*What the task requires*
Transcribe the records in full, keeping every character as it is.

*Data for this task*
______________________________
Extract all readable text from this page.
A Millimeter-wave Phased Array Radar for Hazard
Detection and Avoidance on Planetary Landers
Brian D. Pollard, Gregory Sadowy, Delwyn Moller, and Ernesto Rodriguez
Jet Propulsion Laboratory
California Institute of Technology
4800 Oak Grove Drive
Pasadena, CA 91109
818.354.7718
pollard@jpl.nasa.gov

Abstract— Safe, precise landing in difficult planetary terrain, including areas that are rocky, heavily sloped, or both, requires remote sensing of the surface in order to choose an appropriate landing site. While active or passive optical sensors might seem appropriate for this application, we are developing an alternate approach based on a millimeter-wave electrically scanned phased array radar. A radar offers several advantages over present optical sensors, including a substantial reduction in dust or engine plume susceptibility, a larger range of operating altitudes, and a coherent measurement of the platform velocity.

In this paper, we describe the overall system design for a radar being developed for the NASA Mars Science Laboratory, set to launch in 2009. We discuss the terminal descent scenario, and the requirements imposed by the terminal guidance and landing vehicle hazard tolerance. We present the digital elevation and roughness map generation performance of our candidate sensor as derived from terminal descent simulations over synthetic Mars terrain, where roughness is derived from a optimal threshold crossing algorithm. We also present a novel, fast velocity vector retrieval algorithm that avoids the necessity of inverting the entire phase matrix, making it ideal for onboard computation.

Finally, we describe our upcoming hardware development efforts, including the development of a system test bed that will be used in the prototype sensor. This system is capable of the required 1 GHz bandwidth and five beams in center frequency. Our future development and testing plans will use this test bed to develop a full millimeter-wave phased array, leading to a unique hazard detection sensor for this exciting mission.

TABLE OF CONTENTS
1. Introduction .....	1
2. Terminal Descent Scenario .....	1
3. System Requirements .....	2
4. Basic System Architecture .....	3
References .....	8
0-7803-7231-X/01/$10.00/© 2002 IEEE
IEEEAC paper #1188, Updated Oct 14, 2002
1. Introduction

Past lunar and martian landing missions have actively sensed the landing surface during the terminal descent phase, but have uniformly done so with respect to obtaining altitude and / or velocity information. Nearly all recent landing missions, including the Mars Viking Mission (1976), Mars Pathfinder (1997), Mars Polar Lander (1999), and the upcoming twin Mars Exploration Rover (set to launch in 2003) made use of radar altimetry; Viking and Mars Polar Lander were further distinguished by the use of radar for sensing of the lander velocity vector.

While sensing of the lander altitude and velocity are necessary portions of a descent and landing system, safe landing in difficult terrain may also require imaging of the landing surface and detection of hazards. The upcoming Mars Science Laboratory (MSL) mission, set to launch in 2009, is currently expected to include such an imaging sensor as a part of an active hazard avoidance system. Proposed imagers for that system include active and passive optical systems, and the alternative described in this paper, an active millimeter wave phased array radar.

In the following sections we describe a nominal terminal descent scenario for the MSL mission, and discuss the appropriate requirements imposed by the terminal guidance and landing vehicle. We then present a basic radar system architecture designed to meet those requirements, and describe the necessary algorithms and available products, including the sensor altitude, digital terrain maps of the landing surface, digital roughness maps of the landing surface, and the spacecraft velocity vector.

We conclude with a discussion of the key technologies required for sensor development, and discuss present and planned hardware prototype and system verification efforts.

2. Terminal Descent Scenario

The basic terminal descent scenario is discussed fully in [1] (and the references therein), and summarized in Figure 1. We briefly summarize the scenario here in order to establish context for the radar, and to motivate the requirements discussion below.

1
______________________________
*Final result*
Extract all readable text from this page.
A Millimeter-wave Phased Array Radar for Hazard
Detection and Avoidance on Planetary Landers
Brian D. Pollard, Gregory Sadowy, Delwyn Moller, and Ernesto Rodriguez
Jet Propulsion Laboratory
California Institute of Technology
4800 Oak Grove Drive
Pasadena, CA 91109
818.354.7718
pollard@jpl.nasa.gov

Abstract— Safe, precise landing in difficult planetary terrain, including areas that are rocky, heavily sloped, or both, requires remote sensing of the surface in order to choose an appropriate landing site. While active or passive optical sensors might seem appropriate for this application, we are developing an alternate approach based on a millimeter-wave electrically scanned phased array radar. A radar offers several advantages over present optical sensors, including a substantial reduction in dust or engine plume susceptibility, a larger range of operating altitudes, and a coherent measurement of the platform velocity.

In this paper, we describe the overall system design for a radar being developed for the NASA Mars Science Laboratory, set to launch in 2009. We discuss the terminal descent scenario, and the requirements imposed by the terminal guidance and landing vehicle hazard tolerance. We present the digital elevation and roughness map generation performance of our candidate sensor as derived from terminal descent simulations over synthetic Mars terrain, where roughness is derived from a optimal threshold crossing algorithm. We also present a novel, fast velocity vector retrieval algorithm that avoids the necessity of inverting the entire phase matrix, making it ideal for onboard computation.

Finally, we describe our upcoming hardware development efforts, including the development of a system test bed that will be used in the prototype sensor. This system is capable of the required 1 GHz bandwidth and five beams in center frequency. Our future development and testing plans will use this test bed to develop a full millimeter-wave phased array, leading to a unique hazard detection sensor for this exciting mission.

TABLE OF CONTENTS
1. Introduction .....	1
2. Terminal Descent Scenario .....	1
3. System Requirements .....	2
4. Basic System Architecture .....	3
References .....	8
0-7803-7231-X/01/$10.00/© 2002 IEEE
IEEEAC paper #1188, Updated Oct 14, 2002
1. Introduction

Past lunar and martian landing missions have actively sensed the landing surface during the terminal descent phase, but have uniformly done so with respect to obtaining altitude and / or velocity information. Nearly all recent landing missions, including the Mars Viking Mission (1976), Mars Pathfinder (1997), Mars Polar Lander (1999), and the upcoming twin Mars Exploration Rover (set to launch in 2003) made use of radar altimetry; Viking and Mars Polar Lander were further distinguished by the use of radar for sensing of the lander velocity vector.

While sensing of the lander altitude and velocity are necessary portions of a descent and landing system, safe landing in difficult terrain may also require imaging of the landing surface and detection of hazards. The upcoming Mars Science Laboratory (MSL) mission, set to launch in 2009, is currently expected to include such an imaging sensor as a part of an active hazard avoidance system. Proposed imagers for that system include active and passive optical systems, and the alternative described in this paper, an active millimeter wave phased array radar.

In the following sections we describe a nominal terminal descent scenario for the MSL mission, and discuss the appropriate requirements imposed by the terminal guidance and landing vehicle. We then present a basic radar system architecture designed to meet those requirements, and describe the necessary algorithms and available products, including the sensor altitude, digital terrain maps of the landing surface, digital roughness maps of the landing surface, and the spacecraft velocity vector.

We conclude with a discussion of the key technologies required for sensor development, and discuss present and planned hardware prototype and system verification efforts.

2. Terminal Descent Scenario

The basic terminal descent scenario is discussed fully in [1] (and the references therein), and summarized in Figure 1. We briefly summarize the scenario here in order to establish context for the radar, and to motivate the requirements discussion below.

1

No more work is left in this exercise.